### SHORT TASK
Look through the material below. Copy every line with the string "JSON" in it.

(Entries with figure data)
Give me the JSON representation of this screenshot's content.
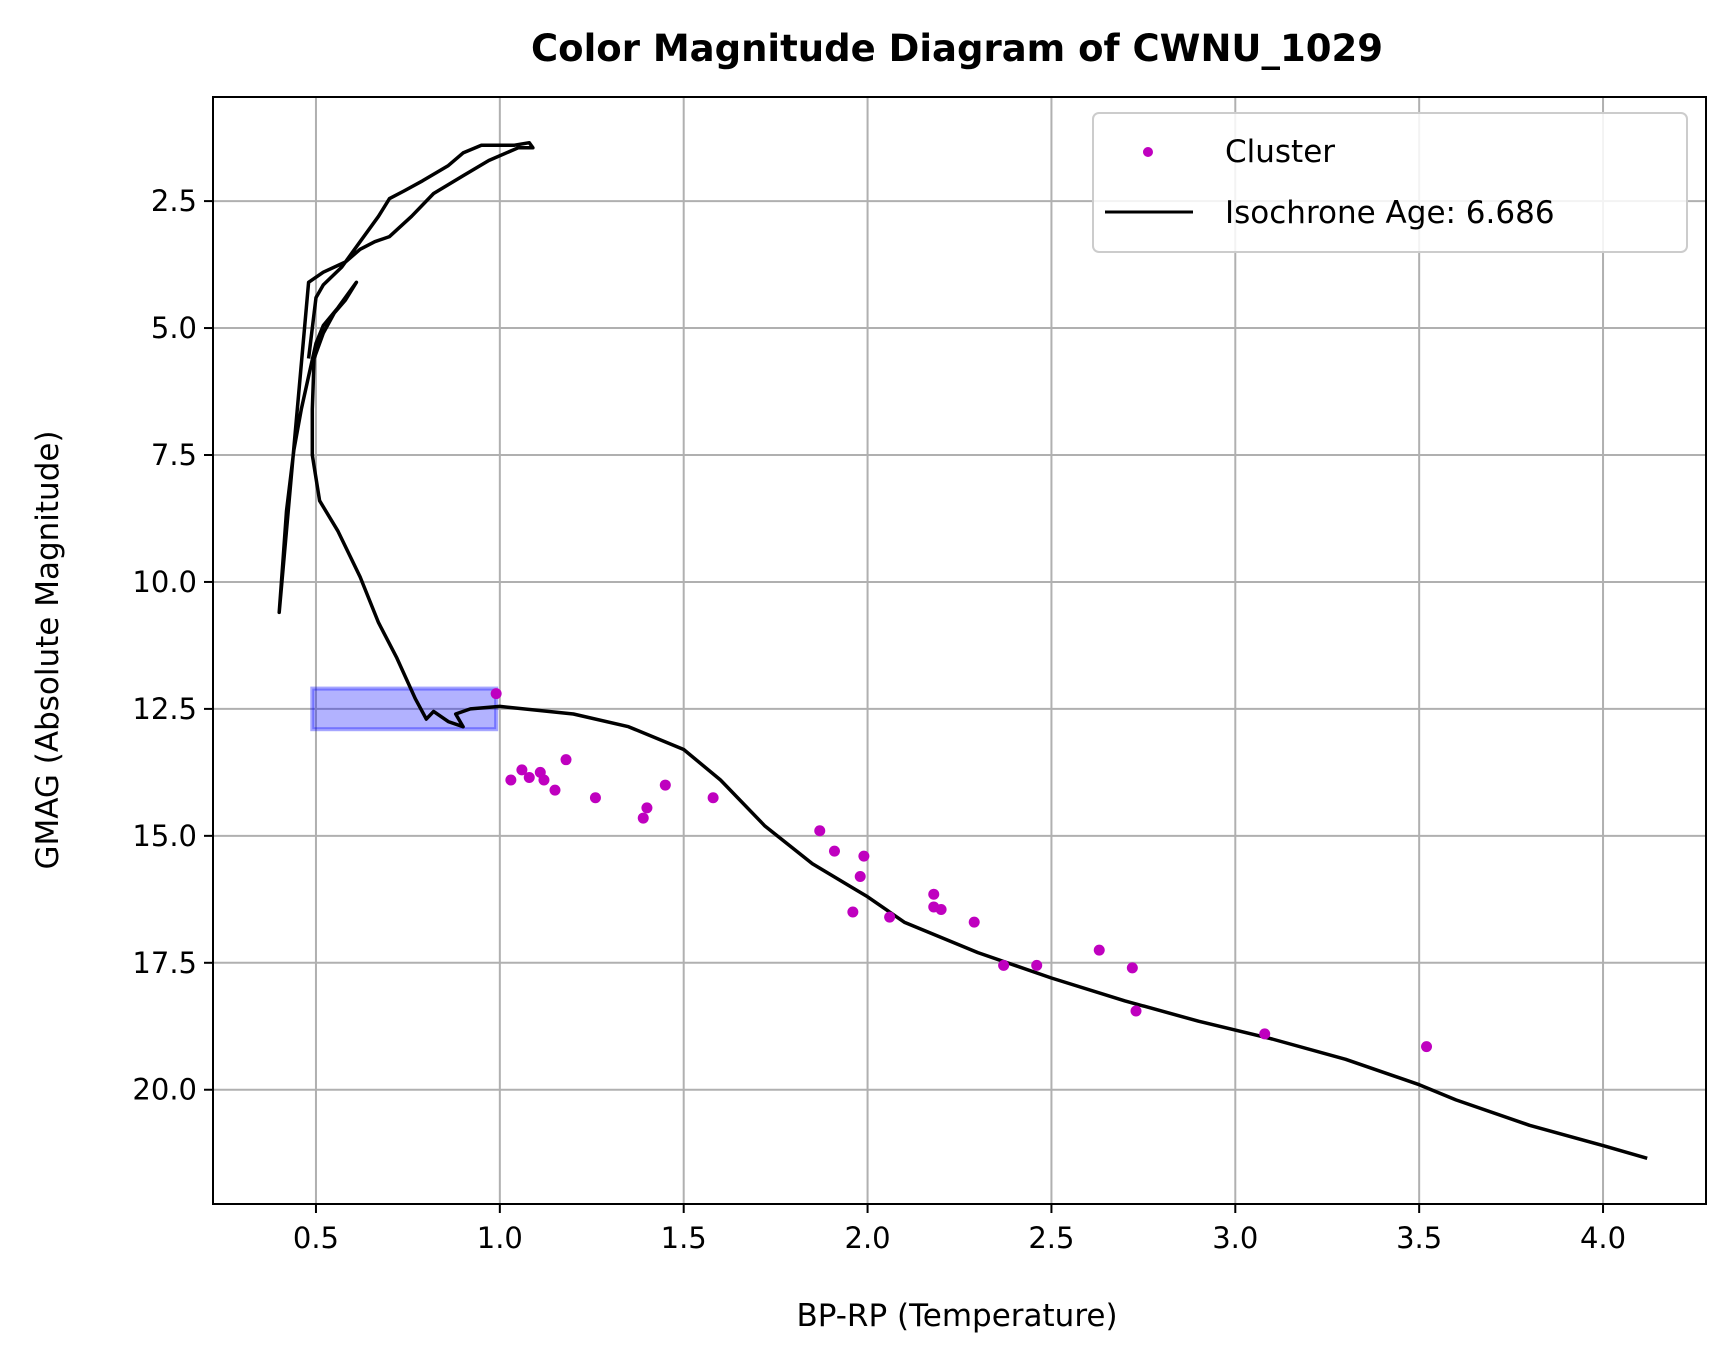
{
  "chart_data": {
    "type": "scatter",
    "title": "Color Magnitude Diagram of CWNU_1029",
    "xlabel": "BP-RP (Temperature)",
    "ylabel": "GMAG (Absolute Magnitude)",
    "xlim": [
      0.22,
      4.28
    ],
    "ylim": [
      22.25,
      0.45
    ],
    "y_inverted": true,
    "grid": true,
    "legend_position": "top-right",
    "xticks": [
      0.5,
      1.0,
      1.5,
      2.0,
      2.5,
      3.0,
      3.5,
      4.0
    ],
    "xtick_labels": [
      "0.5",
      "1.0",
      "1.5",
      "2.0",
      "2.5",
      "3.0",
      "3.5",
      "4.0"
    ],
    "yticks": [
      2.5,
      5.0,
      7.5,
      10.0,
      12.5,
      15.0,
      17.5,
      20.0
    ],
    "ytick_labels": [
      "2.5",
      "5.0",
      "7.5",
      "10.0",
      "12.5",
      "15.0",
      "17.5",
      "20.0"
    ],
    "series": [
      {
        "name": "Cluster",
        "kind": "scatter",
        "color": "#bf00bf",
        "points": [
          [
            0.99,
            12.2
          ],
          [
            1.03,
            13.9
          ],
          [
            1.06,
            13.7
          ],
          [
            1.08,
            13.85
          ],
          [
            1.11,
            13.75
          ],
          [
            1.12,
            13.9
          ],
          [
            1.15,
            14.1
          ],
          [
            1.18,
            13.5
          ],
          [
            1.26,
            14.25
          ],
          [
            1.39,
            14.65
          ],
          [
            1.4,
            14.45
          ],
          [
            1.45,
            14.0
          ],
          [
            1.58,
            14.25
          ],
          [
            1.87,
            14.9
          ],
          [
            1.91,
            15.3
          ],
          [
            1.96,
            16.5
          ],
          [
            1.98,
            15.8
          ],
          [
            1.99,
            15.4
          ],
          [
            2.06,
            16.6
          ],
          [
            2.18,
            16.15
          ],
          [
            2.18,
            16.4
          ],
          [
            2.2,
            16.45
          ],
          [
            2.29,
            16.7
          ],
          [
            2.37,
            17.55
          ],
          [
            2.46,
            17.55
          ],
          [
            2.63,
            17.25
          ],
          [
            2.72,
            17.6
          ],
          [
            2.73,
            18.45
          ],
          [
            3.08,
            18.9
          ],
          [
            3.52,
            19.15
          ]
        ]
      },
      {
        "name": "Isochrone Age: 6.686",
        "kind": "line",
        "color": "#000000",
        "points": [
          [
            4.12,
            21.35
          ],
          [
            4.0,
            21.1
          ],
          [
            3.8,
            20.7
          ],
          [
            3.6,
            20.2
          ],
          [
            3.5,
            19.9
          ],
          [
            3.3,
            19.4
          ],
          [
            3.1,
            19.0
          ],
          [
            2.9,
            18.65
          ],
          [
            2.7,
            18.25
          ],
          [
            2.5,
            17.8
          ],
          [
            2.3,
            17.3
          ],
          [
            2.1,
            16.7
          ],
          [
            2.0,
            16.2
          ],
          [
            1.85,
            15.55
          ],
          [
            1.72,
            14.8
          ],
          [
            1.6,
            13.9
          ],
          [
            1.5,
            13.3
          ],
          [
            1.35,
            12.85
          ],
          [
            1.2,
            12.6
          ],
          [
            1.0,
            12.45
          ],
          [
            0.92,
            12.5
          ],
          [
            0.88,
            12.6
          ],
          [
            0.9,
            12.85
          ],
          [
            0.86,
            12.75
          ],
          [
            0.82,
            12.55
          ],
          [
            0.8,
            12.7
          ],
          [
            0.77,
            12.3
          ],
          [
            0.72,
            11.5
          ],
          [
            0.67,
            10.8
          ],
          [
            0.62,
            9.9
          ],
          [
            0.56,
            9.0
          ],
          [
            0.51,
            8.4
          ],
          [
            0.49,
            7.5
          ],
          [
            0.49,
            6.6
          ],
          [
            0.495,
            5.6
          ],
          [
            0.52,
            5.1
          ],
          [
            0.55,
            4.7
          ],
          [
            0.58,
            4.45
          ],
          [
            0.61,
            4.1
          ],
          [
            0.56,
            4.6
          ],
          [
            0.52,
            4.95
          ],
          [
            0.5,
            5.3
          ],
          [
            0.48,
            5.95
          ],
          [
            0.46,
            6.6
          ],
          [
            0.44,
            7.4
          ],
          [
            0.42,
            8.6
          ],
          [
            0.41,
            9.6
          ],
          [
            0.4,
            10.6
          ],
          [
            0.48,
            4.1
          ],
          [
            0.52,
            3.9
          ],
          [
            0.58,
            3.7
          ],
          [
            0.62,
            3.45
          ],
          [
            0.66,
            3.3
          ],
          [
            0.7,
            3.2
          ],
          [
            0.76,
            2.8
          ],
          [
            0.82,
            2.35
          ],
          [
            0.9,
            2.0
          ],
          [
            0.97,
            1.7
          ],
          [
            1.05,
            1.45
          ],
          [
            1.09,
            1.45
          ],
          [
            1.08,
            1.35
          ],
          [
            1.04,
            1.4
          ],
          [
            0.95,
            1.4
          ],
          [
            0.9,
            1.55
          ],
          [
            0.86,
            1.8
          ],
          [
            0.79,
            2.1
          ],
          [
            0.74,
            2.3
          ],
          [
            0.7,
            2.45
          ],
          [
            0.67,
            2.8
          ],
          [
            0.62,
            3.3
          ],
          [
            0.57,
            3.8
          ],
          [
            0.52,
            4.15
          ],
          [
            0.5,
            4.4
          ],
          [
            0.5,
            4.4
          ],
          [
            0.48,
            5.6
          ]
        ]
      }
    ],
    "highlight_box": {
      "color": "#0000ff",
      "x_range": [
        0.49,
        0.99
      ],
      "y_range": [
        12.1,
        12.9
      ]
    }
  }
}
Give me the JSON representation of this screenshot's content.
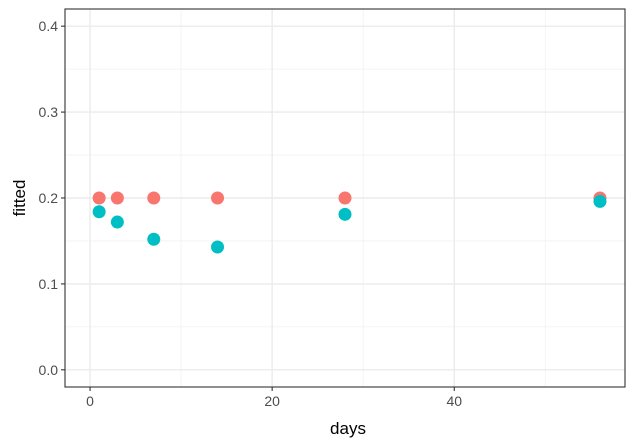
{
  "chart_data": {
    "type": "scatter",
    "title": "",
    "xlabel": "days",
    "ylabel": "fitted",
    "xlim": [
      -2.75,
      58.75
    ],
    "ylim": [
      -0.02,
      0.42
    ],
    "xticks": [
      0,
      20,
      40
    ],
    "yticks": [
      0.0,
      0.1,
      0.2,
      0.3,
      0.4
    ],
    "grid": true,
    "legend": "none",
    "series": [
      {
        "color": "#F8766D",
        "points": [
          {
            "x": 1,
            "y": 0.2
          },
          {
            "x": 3,
            "y": 0.2
          },
          {
            "x": 7,
            "y": 0.2
          },
          {
            "x": 14,
            "y": 0.2
          },
          {
            "x": 28,
            "y": 0.2
          },
          {
            "x": 56,
            "y": 0.2
          }
        ]
      },
      {
        "color": "#00BFC4",
        "points": [
          {
            "x": 1,
            "y": 0.184
          },
          {
            "x": 3,
            "y": 0.172
          },
          {
            "x": 7,
            "y": 0.152
          },
          {
            "x": 14,
            "y": 0.143
          },
          {
            "x": 28,
            "y": 0.181
          },
          {
            "x": 56,
            "y": 0.196
          }
        ]
      }
    ]
  }
}
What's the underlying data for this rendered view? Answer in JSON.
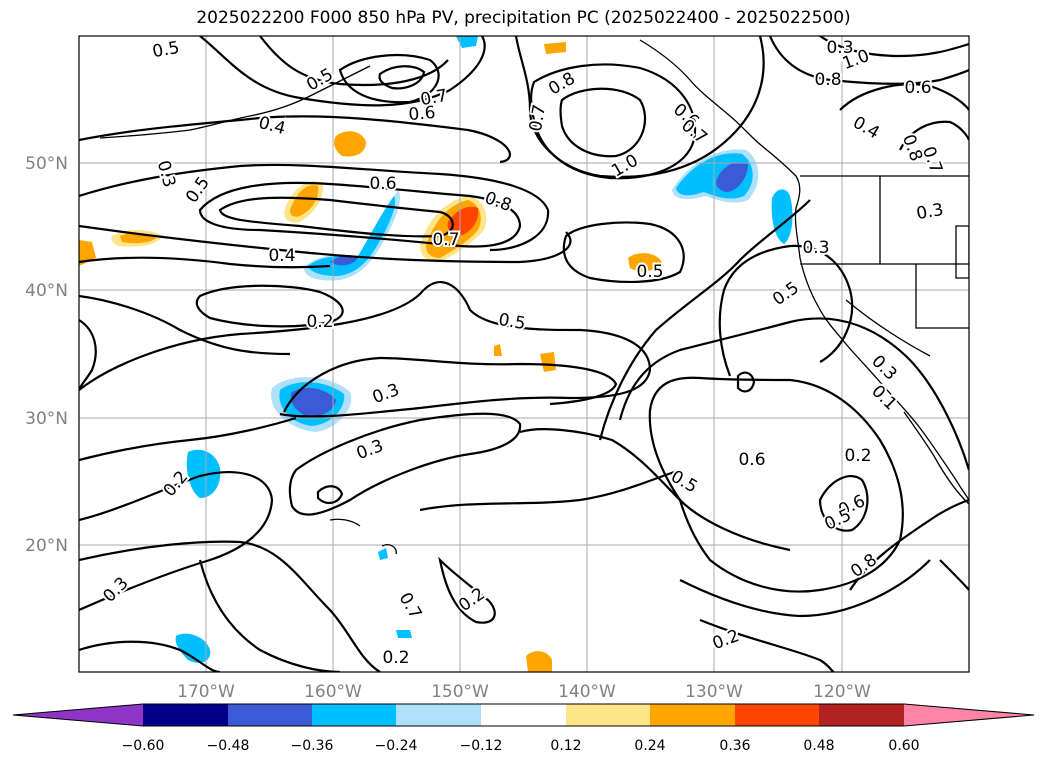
{
  "title": "2025022200 F000 850 hPa PV, precipitation PC (2025022400 - 2025022500)",
  "lat_ticks": [
    "50°N",
    "40°N",
    "30°N",
    "20°N"
  ],
  "lon_ticks": [
    "170°W",
    "160°W",
    "150°W",
    "140°W",
    "130°W",
    "120°W"
  ],
  "contour_labels": [
    "0.5",
    "0.5",
    "0.7",
    "0.6",
    "0.4",
    "0.3",
    "0.5",
    "0.6",
    "0.8",
    "0.4",
    "0.7",
    "0.2",
    "0.5",
    "0.5",
    "0.3",
    "0.3",
    "0.2",
    "0.3",
    "0.8",
    "0.7",
    "1.0",
    "0.6",
    "0.7",
    "0.5",
    "0.6",
    "0.5",
    "0.3",
    "0.1",
    "0.6",
    "0.5",
    "0.8",
    "0.7",
    "0.2",
    "0.2",
    "0.2",
    "0.3",
    "1.0",
    "0.8",
    "0.6",
    "0.4",
    "0.3",
    "0.8",
    "0.7",
    "0.3",
    "0.2"
  ],
  "colorbar": {
    "ticks": [
      "−0.60",
      "−0.48",
      "−0.36",
      "−0.24",
      "−0.12",
      "0.12",
      "0.24",
      "0.36",
      "0.48",
      "0.60"
    ],
    "colors": [
      "#8e35c8",
      "#00008b",
      "#3b5bd6",
      "#00bfff",
      "#aee0fa",
      "#ffffff",
      "#ffe58a",
      "#ffa500",
      "#ff4500",
      "#b22222",
      "#ff85a6"
    ]
  }
}
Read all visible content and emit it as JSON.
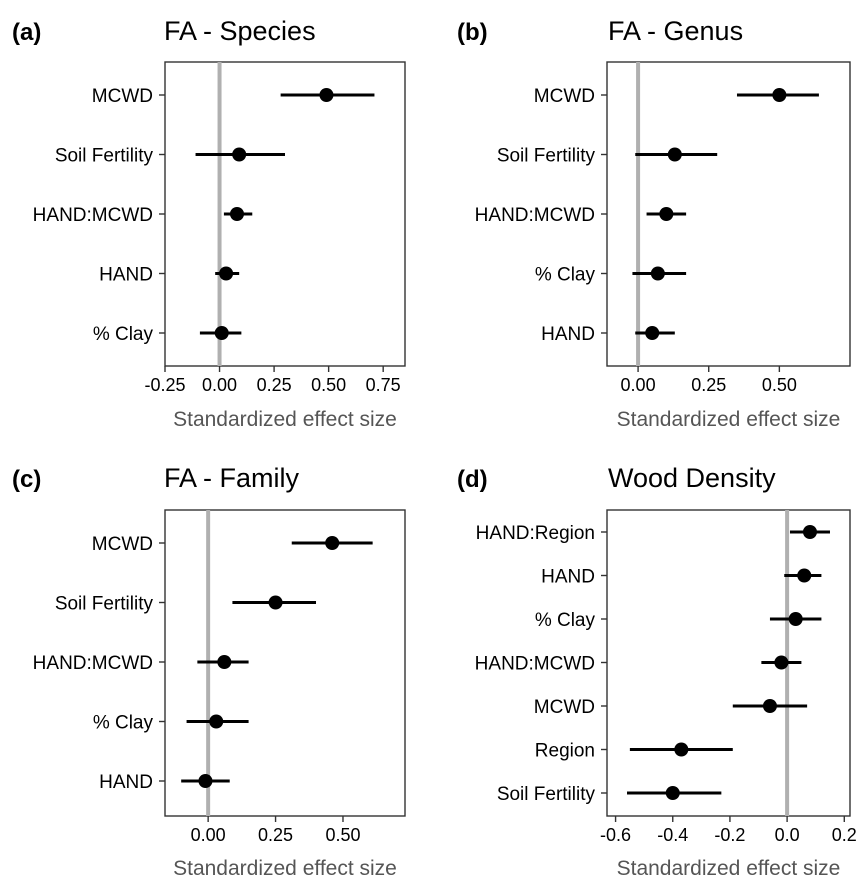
{
  "chart_data": [
    {
      "type": "scatter",
      "panel": "(a)",
      "title": "FA - Species",
      "xlabel": "Standardized effect size",
      "xlim": [
        -0.25,
        0.85
      ],
      "xticks": [
        -0.25,
        0.0,
        0.25,
        0.5,
        0.75
      ],
      "xtick_labels": [
        "-0.25",
        "0.00",
        "0.25",
        "0.50",
        "0.75"
      ],
      "reference_line": 0,
      "categories": [
        "MCWD",
        "Soil Fertility",
        "HAND:MCWD",
        "HAND",
        "% Clay"
      ],
      "estimates": [
        0.49,
        0.09,
        0.08,
        0.03,
        0.01
      ],
      "ci_low": [
        0.28,
        -0.11,
        0.02,
        -0.02,
        -0.09
      ],
      "ci_high": [
        0.71,
        0.3,
        0.15,
        0.09,
        0.1
      ]
    },
    {
      "type": "scatter",
      "panel": "(b)",
      "title": "FA - Genus",
      "xlabel": "Standardized effect size",
      "xlim": [
        -0.11,
        0.75
      ],
      "xticks": [
        0.0,
        0.25,
        0.5
      ],
      "xtick_labels": [
        "0.00",
        "0.25",
        "0.50"
      ],
      "reference_line": 0,
      "categories": [
        "MCWD",
        "Soil Fertility",
        "HAND:MCWD",
        "% Clay",
        "HAND"
      ],
      "estimates": [
        0.5,
        0.13,
        0.1,
        0.07,
        0.05
      ],
      "ci_low": [
        0.35,
        -0.01,
        0.03,
        -0.02,
        -0.01
      ],
      "ci_high": [
        0.64,
        0.28,
        0.17,
        0.17,
        0.13
      ]
    },
    {
      "type": "scatter",
      "panel": "(c)",
      "title": "FA - Family",
      "xlabel": "Standardized effect size",
      "xlim": [
        -0.16,
        0.73
      ],
      "xticks": [
        0.0,
        0.25,
        0.5
      ],
      "xtick_labels": [
        "0.00",
        "0.25",
        "0.50"
      ],
      "reference_line": 0,
      "categories": [
        "MCWD",
        "Soil Fertility",
        "HAND:MCWD",
        "% Clay",
        "HAND"
      ],
      "estimates": [
        0.46,
        0.25,
        0.06,
        0.03,
        -0.01
      ],
      "ci_low": [
        0.31,
        0.09,
        -0.04,
        -0.08,
        -0.1
      ],
      "ci_high": [
        0.61,
        0.4,
        0.15,
        0.15,
        0.08
      ]
    },
    {
      "type": "scatter",
      "panel": "(d)",
      "title": "Wood Density",
      "xlabel": "Standardized effect size",
      "xlim": [
        -0.63,
        0.22
      ],
      "xticks": [
        -0.6,
        -0.4,
        -0.2,
        0.0,
        0.2
      ],
      "xtick_labels": [
        "-0.6",
        "-0.4",
        "-0.2",
        "0.0",
        "0.2"
      ],
      "reference_line": 0,
      "categories": [
        "HAND:Region",
        "HAND",
        "% Clay",
        "HAND:MCWD",
        "MCWD",
        "Region",
        "Soil Fertility"
      ],
      "estimates": [
        0.08,
        0.06,
        0.03,
        -0.02,
        -0.06,
        -0.37,
        -0.4
      ],
      "ci_low": [
        0.01,
        -0.01,
        -0.06,
        -0.09,
        -0.19,
        -0.55,
        -0.56
      ],
      "ci_high": [
        0.15,
        0.12,
        0.12,
        0.05,
        0.07,
        -0.19,
        -0.23
      ]
    }
  ],
  "colors": {
    "reference_line": "#b0b0b0",
    "marker": "#000000",
    "frame": "#333333",
    "axis_title": "#555555"
  }
}
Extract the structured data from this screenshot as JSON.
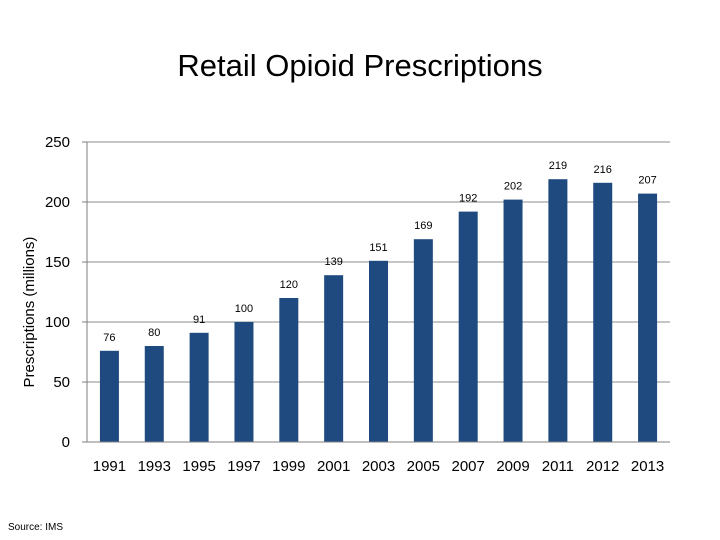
{
  "slide": {
    "title": "Retail Opioid Prescriptions",
    "source": "Source: IMS"
  },
  "colors": {
    "bar": "#1f4a80",
    "grid": "#8c8c8c",
    "axis": "#7f7f7f"
  },
  "chart_data": {
    "type": "bar",
    "title": "Retail Opioid Prescriptions",
    "xlabel": "",
    "ylabel": "Prescriptions (millions)",
    "categories": [
      "1991",
      "1993",
      "1995",
      "1997",
      "1999",
      "2001",
      "2003",
      "2005",
      "2007",
      "2009",
      "2011",
      "2012",
      "2013"
    ],
    "values": [
      76,
      80,
      91,
      100,
      120,
      139,
      151,
      169,
      192,
      202,
      219,
      216,
      207
    ],
    "ylim": [
      0,
      250
    ],
    "yticks": [
      0,
      50,
      100,
      150,
      200,
      250
    ],
    "grid": true,
    "data_labels": true,
    "legend": "none"
  }
}
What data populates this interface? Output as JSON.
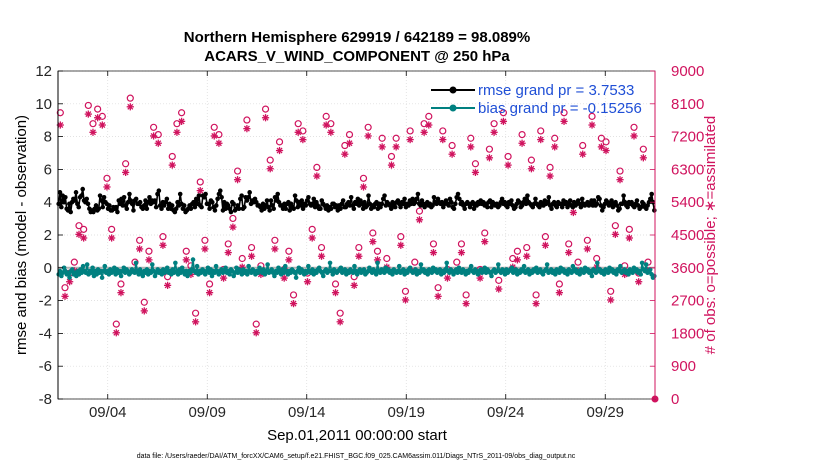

### FINAL RESULT
Give me the JSON representation of this screenshot's content.
Give me the JSON representation of this screenshot's content.
What's the underlying data for this rendered view? Answer in JSON.
Read all visible content and emit it as JSON.
Extract the structured data from this screenshot as JSON.
What data populates this interface? Output as JSON.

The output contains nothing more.